Identify the line in which "Give me a plain-text" appears, then reproduce that line and all remaining lines of the records word for word.

>> begin

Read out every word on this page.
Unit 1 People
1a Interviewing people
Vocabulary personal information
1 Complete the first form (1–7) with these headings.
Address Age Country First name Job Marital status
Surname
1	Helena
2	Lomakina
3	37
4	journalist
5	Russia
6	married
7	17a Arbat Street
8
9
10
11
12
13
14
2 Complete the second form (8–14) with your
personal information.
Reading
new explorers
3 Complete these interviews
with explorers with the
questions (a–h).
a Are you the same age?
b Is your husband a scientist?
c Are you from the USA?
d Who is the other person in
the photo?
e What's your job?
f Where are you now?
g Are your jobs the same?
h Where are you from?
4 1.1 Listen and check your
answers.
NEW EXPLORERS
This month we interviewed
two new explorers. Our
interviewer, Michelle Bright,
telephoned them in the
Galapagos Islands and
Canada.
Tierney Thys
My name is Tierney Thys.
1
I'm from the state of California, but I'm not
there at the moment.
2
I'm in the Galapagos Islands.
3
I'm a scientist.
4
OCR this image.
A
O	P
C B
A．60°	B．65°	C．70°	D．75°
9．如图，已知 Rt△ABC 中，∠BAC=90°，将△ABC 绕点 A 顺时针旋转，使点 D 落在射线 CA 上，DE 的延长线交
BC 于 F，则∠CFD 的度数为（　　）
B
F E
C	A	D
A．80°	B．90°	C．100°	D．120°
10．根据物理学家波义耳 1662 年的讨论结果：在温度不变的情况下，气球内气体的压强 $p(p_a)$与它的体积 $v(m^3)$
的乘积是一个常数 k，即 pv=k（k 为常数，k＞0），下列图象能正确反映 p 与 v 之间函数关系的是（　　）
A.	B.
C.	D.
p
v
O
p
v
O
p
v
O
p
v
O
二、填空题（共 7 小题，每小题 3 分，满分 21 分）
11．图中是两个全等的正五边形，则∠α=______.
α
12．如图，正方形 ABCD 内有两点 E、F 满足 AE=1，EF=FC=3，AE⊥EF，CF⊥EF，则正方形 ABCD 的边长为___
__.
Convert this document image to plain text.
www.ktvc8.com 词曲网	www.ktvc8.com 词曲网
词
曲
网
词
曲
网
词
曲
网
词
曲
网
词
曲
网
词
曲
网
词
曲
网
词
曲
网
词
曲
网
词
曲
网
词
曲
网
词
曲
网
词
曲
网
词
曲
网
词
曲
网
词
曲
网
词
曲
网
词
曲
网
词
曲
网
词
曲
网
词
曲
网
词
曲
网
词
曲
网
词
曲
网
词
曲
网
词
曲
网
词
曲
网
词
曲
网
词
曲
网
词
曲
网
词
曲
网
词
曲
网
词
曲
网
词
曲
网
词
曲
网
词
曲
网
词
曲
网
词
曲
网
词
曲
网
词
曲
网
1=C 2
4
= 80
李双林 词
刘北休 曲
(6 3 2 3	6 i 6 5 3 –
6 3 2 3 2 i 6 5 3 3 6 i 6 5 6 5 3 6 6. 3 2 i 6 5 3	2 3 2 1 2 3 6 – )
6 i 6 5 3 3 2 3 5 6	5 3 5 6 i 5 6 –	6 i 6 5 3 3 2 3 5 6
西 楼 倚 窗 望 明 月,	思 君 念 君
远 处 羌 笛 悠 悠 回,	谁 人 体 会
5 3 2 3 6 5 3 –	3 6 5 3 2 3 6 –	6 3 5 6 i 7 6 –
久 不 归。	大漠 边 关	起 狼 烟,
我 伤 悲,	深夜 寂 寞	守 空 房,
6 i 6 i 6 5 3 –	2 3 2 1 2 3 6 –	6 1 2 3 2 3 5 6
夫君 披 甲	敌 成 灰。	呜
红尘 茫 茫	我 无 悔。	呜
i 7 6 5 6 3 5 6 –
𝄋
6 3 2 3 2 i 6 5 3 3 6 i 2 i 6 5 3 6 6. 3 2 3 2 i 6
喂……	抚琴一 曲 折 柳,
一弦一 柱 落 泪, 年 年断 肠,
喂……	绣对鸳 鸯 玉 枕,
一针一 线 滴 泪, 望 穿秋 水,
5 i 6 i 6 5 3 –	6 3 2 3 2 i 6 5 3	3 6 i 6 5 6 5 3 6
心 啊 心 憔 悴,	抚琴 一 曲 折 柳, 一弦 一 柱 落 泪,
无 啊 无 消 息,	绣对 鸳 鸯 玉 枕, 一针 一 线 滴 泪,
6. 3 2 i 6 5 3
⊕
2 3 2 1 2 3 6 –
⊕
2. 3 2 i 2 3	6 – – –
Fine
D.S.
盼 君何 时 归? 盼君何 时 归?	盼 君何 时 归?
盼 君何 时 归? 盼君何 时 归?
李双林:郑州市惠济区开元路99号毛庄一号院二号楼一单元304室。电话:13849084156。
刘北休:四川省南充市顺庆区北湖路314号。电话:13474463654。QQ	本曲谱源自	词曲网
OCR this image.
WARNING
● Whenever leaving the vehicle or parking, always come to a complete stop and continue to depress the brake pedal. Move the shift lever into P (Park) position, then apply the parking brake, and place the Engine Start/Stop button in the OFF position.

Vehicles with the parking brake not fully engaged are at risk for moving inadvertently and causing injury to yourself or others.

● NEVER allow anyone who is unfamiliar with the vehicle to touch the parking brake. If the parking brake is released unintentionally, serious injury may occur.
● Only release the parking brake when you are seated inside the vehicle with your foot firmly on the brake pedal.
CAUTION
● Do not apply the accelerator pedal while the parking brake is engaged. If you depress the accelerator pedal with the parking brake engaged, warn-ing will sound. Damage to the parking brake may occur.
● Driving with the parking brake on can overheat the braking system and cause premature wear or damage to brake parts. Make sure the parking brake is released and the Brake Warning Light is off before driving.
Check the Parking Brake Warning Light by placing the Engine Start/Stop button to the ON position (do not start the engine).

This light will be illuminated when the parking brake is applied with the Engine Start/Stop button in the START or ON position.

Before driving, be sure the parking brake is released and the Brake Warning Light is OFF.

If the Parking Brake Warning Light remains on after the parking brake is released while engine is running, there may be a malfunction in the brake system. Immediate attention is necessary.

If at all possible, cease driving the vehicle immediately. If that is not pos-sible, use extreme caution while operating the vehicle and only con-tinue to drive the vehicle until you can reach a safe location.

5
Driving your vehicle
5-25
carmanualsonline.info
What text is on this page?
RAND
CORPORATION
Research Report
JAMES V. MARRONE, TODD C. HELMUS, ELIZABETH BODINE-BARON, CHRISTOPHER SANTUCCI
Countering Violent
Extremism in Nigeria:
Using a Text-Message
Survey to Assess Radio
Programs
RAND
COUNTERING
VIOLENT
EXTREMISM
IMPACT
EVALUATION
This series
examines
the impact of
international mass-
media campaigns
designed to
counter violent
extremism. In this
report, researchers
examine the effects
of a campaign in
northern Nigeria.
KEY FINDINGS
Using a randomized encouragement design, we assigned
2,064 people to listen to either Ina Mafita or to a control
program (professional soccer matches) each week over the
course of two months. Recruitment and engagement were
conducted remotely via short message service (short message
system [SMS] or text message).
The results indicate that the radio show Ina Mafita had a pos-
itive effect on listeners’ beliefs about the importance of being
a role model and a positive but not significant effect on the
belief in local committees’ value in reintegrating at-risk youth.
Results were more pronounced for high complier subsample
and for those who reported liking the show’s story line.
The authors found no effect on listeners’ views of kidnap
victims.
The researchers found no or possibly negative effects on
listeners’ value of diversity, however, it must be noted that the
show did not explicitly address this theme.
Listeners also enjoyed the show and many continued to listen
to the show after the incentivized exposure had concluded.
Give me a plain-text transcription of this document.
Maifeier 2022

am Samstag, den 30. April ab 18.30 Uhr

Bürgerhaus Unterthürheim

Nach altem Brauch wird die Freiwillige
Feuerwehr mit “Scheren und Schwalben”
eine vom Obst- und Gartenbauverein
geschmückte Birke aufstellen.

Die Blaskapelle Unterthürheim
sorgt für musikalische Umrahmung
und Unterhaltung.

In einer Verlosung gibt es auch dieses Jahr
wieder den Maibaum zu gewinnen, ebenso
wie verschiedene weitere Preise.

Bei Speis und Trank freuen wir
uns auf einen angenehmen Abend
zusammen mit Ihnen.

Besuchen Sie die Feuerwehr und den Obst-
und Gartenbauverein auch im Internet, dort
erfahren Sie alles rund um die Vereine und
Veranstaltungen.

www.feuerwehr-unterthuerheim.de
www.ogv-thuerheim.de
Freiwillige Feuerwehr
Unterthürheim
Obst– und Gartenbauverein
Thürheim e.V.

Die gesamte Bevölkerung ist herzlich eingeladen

>> end

#### TASK RESPONSE:
Give me a plain-text transcription of this document.
Maifeier 2022

am Samstag, den 30. April ab 18.30 Uhr

Bürgerhaus Unterthürheim

Nach altem Brauch wird die Freiwillige
Feuerwehr mit “Scheren und Schwalben”
eine vom Obst- und Gartenbauverein
geschmückte Birke aufstellen.

Die Blaskapelle Unterthürheim
sorgt für musikalische Umrahmung
und Unterhaltung.

In einer Verlosung gibt es auch dieses Jahr
wieder den Maibaum zu gewinnen, ebenso
wie verschiedene weitere Preise.

Bei Speis und Trank freuen wir
uns auf einen angenehmen Abend
zusammen mit Ihnen.

Besuchen Sie die Feuerwehr und den Obst-
und Gartenbauverein auch im Internet, dort
erfahren Sie alles rund um die Vereine und
Veranstaltungen.

www.feuerwehr-unterthuerheim.de
www.ogv-thuerheim.de
Freiwillige Feuerwehr
Unterthürheim
Obst– und Gartenbauverein
Thürheim e.V.

Die gesamte Bevölkerung ist herzlich eingeladen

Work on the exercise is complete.